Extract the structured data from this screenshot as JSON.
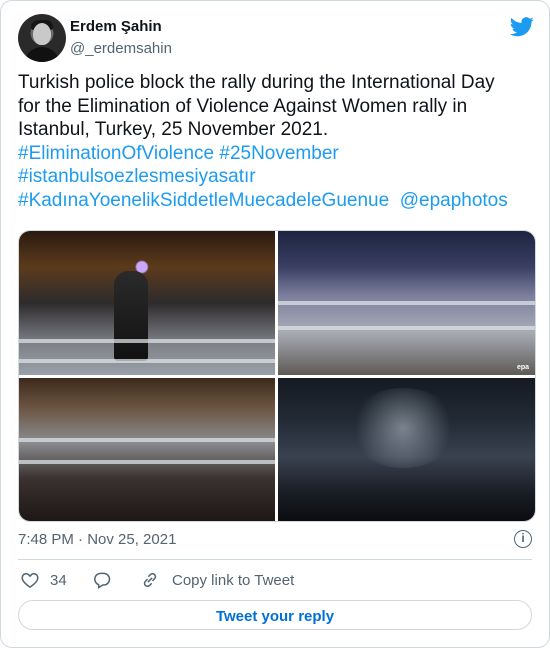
{
  "author": {
    "name": "Erdem Şahin",
    "handle": "@_erdemsahin"
  },
  "tweet": {
    "lines": [
      "Turkish police block the rally during the International Day",
      "for the Elimination of Violence Against Women rally in",
      "Istanbul, Turkey, 25 November 2021."
    ],
    "hashtags_line1": "#EliminationOfViolence #25November",
    "hashtags_line2": "#istanbulsoezlesmesiyasatır",
    "hashtags_line3a": "#KadınaYoenelikSiddetleMuecadeleGuenue",
    "mention": "@epaphotos"
  },
  "media": {
    "watermark": "epa"
  },
  "meta": {
    "timestamp": "7:48 PM · Nov 25, 2021"
  },
  "actions": {
    "like_count": "34",
    "copy_link_label": "Copy link to Tweet",
    "reply_button_label": "Tweet your reply"
  },
  "colors": {
    "accent": "#1d9bf0",
    "text": "#0f1419",
    "muted": "#536471",
    "border": "#cfd9de"
  },
  "icons": [
    "twitter-bird-icon",
    "info-icon",
    "heart-icon",
    "reply-icon",
    "link-icon"
  ]
}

===

- [Exercise]: Copy every record above exactly, leaving out the pictures.

- [Worked answer]:
Extract the structured data from this screenshot as JSON.
{
  "author": {
    "name": "Erdem Şahin",
    "handle": "@_erdemsahin"
  },
  "tweet": {
    "lines": [
      "Turkish police block the rally during the International Day",
      "for the Elimination of Violence Against Women rally in",
      "Istanbul, Turkey, 25 November 2021."
    ],
    "hashtags_line1": "#EliminationOfViolence #25November",
    "hashtags_line2": "#istanbulsoezlesmesiyasatır",
    "hashtags_line3a": "#KadınaYoenelikSiddetleMuecadeleGuenue",
    "mention": "@epaphotos"
  },
  "media": {
    "watermark": "epa"
  },
  "meta": {
    "timestamp": "7:48 PM · Nov 25, 2021"
  },
  "actions": {
    "like_count": "34",
    "copy_link_label": "Copy link to Tweet",
    "reply_button_label": "Tweet your reply"
  },
  "colors": {
    "accent": "#1d9bf0",
    "text": "#0f1419",
    "muted": "#536471",
    "border": "#cfd9de"
  },
  "icons": [
    "twitter-bird-icon",
    "info-icon",
    "heart-icon",
    "reply-icon",
    "link-icon"
  ]
}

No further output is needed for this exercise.